[Stored records]
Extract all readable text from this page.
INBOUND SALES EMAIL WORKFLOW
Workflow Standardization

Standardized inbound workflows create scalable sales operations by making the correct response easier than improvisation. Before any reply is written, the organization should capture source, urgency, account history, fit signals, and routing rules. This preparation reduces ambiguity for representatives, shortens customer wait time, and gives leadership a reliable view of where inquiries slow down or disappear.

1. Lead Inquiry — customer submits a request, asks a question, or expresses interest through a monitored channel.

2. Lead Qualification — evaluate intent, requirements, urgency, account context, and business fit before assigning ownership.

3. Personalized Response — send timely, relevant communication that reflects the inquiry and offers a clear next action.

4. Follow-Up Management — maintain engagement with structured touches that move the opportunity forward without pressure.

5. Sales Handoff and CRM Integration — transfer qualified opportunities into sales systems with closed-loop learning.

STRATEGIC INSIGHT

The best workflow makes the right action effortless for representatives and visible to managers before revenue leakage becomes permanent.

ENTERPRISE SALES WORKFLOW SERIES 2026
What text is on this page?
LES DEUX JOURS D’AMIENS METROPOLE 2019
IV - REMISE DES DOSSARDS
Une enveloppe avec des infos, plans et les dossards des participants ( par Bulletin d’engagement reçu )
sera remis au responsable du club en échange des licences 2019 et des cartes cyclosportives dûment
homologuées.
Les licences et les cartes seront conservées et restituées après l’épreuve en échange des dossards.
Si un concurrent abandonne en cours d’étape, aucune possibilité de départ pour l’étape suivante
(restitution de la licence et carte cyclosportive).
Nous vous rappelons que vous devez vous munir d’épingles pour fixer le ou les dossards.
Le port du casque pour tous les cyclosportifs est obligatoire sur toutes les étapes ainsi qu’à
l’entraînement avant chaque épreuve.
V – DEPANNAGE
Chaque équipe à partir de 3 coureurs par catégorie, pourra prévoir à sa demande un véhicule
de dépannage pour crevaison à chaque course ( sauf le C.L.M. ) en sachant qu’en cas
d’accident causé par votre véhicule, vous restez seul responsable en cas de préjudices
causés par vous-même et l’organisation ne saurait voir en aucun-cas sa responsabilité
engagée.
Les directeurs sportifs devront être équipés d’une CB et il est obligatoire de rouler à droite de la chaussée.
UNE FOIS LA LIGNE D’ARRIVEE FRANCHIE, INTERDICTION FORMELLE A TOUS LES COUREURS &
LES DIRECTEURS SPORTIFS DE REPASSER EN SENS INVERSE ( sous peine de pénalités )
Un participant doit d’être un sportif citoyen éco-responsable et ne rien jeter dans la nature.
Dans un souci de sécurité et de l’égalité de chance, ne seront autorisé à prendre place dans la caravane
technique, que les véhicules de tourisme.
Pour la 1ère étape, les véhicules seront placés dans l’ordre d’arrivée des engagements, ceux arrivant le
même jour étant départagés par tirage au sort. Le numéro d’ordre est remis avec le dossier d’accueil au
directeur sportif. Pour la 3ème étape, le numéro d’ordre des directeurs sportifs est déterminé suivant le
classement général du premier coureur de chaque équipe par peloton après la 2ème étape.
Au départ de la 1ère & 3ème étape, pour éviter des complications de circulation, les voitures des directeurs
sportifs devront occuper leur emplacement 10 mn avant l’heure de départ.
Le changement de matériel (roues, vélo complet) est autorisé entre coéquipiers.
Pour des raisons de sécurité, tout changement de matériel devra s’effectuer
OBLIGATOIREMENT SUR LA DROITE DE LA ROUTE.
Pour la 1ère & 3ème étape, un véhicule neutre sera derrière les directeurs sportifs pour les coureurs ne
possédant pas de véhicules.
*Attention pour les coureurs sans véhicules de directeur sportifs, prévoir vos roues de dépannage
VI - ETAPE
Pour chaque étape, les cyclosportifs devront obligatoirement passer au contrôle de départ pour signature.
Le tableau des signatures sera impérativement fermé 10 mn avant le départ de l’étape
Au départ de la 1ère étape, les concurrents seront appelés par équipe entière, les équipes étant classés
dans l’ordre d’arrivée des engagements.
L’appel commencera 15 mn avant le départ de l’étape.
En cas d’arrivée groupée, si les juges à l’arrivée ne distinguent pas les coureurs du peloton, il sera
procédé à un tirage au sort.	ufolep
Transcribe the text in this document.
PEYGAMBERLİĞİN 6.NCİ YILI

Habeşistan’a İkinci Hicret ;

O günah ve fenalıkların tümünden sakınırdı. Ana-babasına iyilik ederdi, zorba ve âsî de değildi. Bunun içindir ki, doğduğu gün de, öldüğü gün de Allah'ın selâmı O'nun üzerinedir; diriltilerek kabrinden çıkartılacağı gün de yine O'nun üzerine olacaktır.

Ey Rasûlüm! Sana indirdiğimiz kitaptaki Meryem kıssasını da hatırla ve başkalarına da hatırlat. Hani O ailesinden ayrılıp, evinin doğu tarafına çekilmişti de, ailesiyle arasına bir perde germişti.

• _Problem details_:
Copy each line from the data above that includes "avant".

• _Answer to this exercise_:
l’entraînement avant chaque épreuve.
sportifs devront occuper leur emplacement 10 mn avant l’heure de départ.
Le tableau des signatures sera impérativement fermé 10 mn avant le départ de l’étape
L’appel commencera 15 mn avant le départ de l’étape.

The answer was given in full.